(Short exercise): Report, word for word, every line of the material that contains "this".

[Lines of data]
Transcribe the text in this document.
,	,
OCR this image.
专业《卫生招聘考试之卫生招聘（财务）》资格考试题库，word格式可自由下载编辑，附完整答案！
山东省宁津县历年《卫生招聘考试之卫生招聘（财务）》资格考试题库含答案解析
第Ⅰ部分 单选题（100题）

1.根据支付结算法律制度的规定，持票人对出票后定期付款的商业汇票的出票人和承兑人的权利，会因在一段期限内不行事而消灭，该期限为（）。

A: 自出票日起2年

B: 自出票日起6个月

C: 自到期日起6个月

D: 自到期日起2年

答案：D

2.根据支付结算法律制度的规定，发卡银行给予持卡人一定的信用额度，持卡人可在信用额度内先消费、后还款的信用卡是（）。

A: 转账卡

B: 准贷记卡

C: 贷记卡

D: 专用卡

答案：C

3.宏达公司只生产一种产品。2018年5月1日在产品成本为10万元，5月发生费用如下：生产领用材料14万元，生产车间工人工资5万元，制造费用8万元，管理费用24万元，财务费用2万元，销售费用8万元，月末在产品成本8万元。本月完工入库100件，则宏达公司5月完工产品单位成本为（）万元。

(Reply):
Transcribe the text in this document.
OCR this image.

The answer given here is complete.